◆ WHAT YOU WILL DO
Copy every entry below line for line, without changing any wording, number, or punctuation.

◆ THE RECORDS
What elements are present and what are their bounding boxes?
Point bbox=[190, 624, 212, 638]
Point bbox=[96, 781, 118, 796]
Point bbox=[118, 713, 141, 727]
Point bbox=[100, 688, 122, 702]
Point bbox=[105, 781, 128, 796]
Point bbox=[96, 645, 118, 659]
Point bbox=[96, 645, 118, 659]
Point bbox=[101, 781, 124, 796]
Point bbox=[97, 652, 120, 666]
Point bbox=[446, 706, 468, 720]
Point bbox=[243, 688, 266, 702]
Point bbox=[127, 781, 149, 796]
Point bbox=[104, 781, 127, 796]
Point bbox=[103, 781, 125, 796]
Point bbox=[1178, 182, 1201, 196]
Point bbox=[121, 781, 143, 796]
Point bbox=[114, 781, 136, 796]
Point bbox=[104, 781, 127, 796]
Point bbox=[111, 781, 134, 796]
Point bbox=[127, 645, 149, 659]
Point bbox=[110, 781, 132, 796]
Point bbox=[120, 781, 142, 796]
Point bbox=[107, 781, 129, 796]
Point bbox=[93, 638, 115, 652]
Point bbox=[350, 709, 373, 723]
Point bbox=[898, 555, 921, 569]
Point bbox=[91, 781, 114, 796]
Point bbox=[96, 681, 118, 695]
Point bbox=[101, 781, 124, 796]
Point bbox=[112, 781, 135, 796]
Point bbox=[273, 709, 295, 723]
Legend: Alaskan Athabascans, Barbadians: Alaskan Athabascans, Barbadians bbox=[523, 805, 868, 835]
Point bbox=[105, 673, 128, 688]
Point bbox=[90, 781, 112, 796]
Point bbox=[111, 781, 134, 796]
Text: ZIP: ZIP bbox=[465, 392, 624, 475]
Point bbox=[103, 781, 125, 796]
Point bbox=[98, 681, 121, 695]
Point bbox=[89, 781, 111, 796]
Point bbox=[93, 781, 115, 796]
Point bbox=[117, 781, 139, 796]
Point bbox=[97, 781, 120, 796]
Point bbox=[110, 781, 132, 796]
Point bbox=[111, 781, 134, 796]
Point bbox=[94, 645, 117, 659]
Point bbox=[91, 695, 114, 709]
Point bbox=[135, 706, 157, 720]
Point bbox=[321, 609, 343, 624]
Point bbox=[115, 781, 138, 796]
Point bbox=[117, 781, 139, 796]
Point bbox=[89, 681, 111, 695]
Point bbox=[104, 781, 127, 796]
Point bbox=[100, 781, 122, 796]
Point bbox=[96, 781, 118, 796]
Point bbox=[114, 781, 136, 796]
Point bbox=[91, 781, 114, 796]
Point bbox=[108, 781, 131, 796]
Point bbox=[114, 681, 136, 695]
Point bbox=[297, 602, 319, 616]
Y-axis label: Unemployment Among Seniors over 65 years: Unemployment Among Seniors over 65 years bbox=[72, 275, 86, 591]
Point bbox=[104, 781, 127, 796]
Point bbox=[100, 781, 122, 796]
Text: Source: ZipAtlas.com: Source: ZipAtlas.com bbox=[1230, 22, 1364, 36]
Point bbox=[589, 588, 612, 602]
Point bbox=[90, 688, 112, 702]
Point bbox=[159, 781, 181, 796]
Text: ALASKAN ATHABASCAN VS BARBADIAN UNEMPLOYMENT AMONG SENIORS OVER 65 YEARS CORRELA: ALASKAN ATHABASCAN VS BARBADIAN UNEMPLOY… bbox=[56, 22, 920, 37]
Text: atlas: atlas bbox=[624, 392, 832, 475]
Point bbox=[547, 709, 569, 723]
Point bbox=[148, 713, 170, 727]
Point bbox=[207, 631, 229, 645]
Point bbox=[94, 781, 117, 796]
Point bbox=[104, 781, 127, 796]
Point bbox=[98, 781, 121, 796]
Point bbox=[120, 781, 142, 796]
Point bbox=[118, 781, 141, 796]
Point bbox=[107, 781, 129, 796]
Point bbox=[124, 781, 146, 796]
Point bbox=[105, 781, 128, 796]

◆ FINAL RESULT
What elements are present and what are their bounding boxes?
Point bbox=[190, 624, 212, 638]
Point bbox=[96, 781, 118, 796]
Point bbox=[118, 713, 141, 727]
Point bbox=[100, 688, 122, 702]
Point bbox=[105, 781, 128, 796]
Point bbox=[96, 645, 118, 659]
Point bbox=[96, 645, 118, 659]
Point bbox=[101, 781, 124, 796]
Point bbox=[97, 652, 120, 666]
Point bbox=[446, 706, 468, 720]
Point bbox=[243, 688, 266, 702]
Point bbox=[127, 781, 149, 796]
Point bbox=[104, 781, 127, 796]
Point bbox=[103, 781, 125, 796]
Point bbox=[1178, 182, 1201, 196]
Point bbox=[121, 781, 143, 796]
Point bbox=[114, 781, 136, 796]
Point bbox=[104, 781, 127, 796]
Point bbox=[111, 781, 134, 796]
Point bbox=[127, 645, 149, 659]
Point bbox=[110, 781, 132, 796]
Point bbox=[120, 781, 142, 796]
Point bbox=[107, 781, 129, 796]
Point bbox=[93, 638, 115, 652]
Point bbox=[350, 709, 373, 723]
Point bbox=[898, 555, 921, 569]
Point bbox=[91, 781, 114, 796]
Point bbox=[96, 681, 118, 695]
Point bbox=[101, 781, 124, 796]
Point bbox=[112, 781, 135, 796]
Point bbox=[273, 709, 295, 723]
Legend: Alaskan Athabascans, Barbadians: Alaskan Athabascans, Barbadians bbox=[523, 805, 868, 835]
Point bbox=[105, 673, 128, 688]
Point bbox=[90, 781, 112, 796]
Point bbox=[111, 781, 134, 796]
Text: ZIP: ZIP bbox=[465, 392, 624, 475]
Point bbox=[103, 781, 125, 796]
Point bbox=[98, 681, 121, 695]
Point bbox=[89, 781, 111, 796]
Point bbox=[93, 781, 115, 796]
Point bbox=[117, 781, 139, 796]
Point bbox=[97, 781, 120, 796]
Point bbox=[110, 781, 132, 796]
Point bbox=[111, 781, 134, 796]
Point bbox=[94, 645, 117, 659]
Point bbox=[91, 695, 114, 709]
Point bbox=[135, 706, 157, 720]
Point bbox=[321, 609, 343, 624]
Point bbox=[115, 781, 138, 796]
Point bbox=[117, 781, 139, 796]
Point bbox=[89, 681, 111, 695]
Point bbox=[104, 781, 127, 796]
Point bbox=[100, 781, 122, 796]
Point bbox=[96, 781, 118, 796]
Point bbox=[114, 781, 136, 796]
Point bbox=[91, 781, 114, 796]
Point bbox=[108, 781, 131, 796]
Point bbox=[114, 681, 136, 695]
Point bbox=[297, 602, 319, 616]
Y-axis label: Unemployment Among Seniors over 65 years: Unemployment Among Seniors over 65 years bbox=[72, 275, 86, 591]
Point bbox=[104, 781, 127, 796]
Point bbox=[100, 781, 122, 796]
Text: Source: ZipAtlas.com: Source: ZipAtlas.com bbox=[1230, 22, 1364, 36]
Point bbox=[589, 588, 612, 602]
Point bbox=[90, 688, 112, 702]
Point bbox=[159, 781, 181, 796]
Text: ALASKAN ATHABASCAN VS BARBADIAN UNEMPLOYMENT AMONG SENIORS OVER 65 YEARS CORRELA: ALASKAN ATHABASCAN VS BARBADIAN UNEMPLOY… bbox=[56, 22, 920, 37]
Text: atlas: atlas bbox=[624, 392, 832, 475]
Point bbox=[547, 709, 569, 723]
Point bbox=[148, 713, 170, 727]
Point bbox=[207, 631, 229, 645]
Point bbox=[94, 781, 117, 796]
Point bbox=[104, 781, 127, 796]
Point bbox=[98, 781, 121, 796]
Point bbox=[120, 781, 142, 796]
Point bbox=[118, 781, 141, 796]
Point bbox=[107, 781, 129, 796]
Point bbox=[124, 781, 146, 796]
Point bbox=[105, 781, 128, 796]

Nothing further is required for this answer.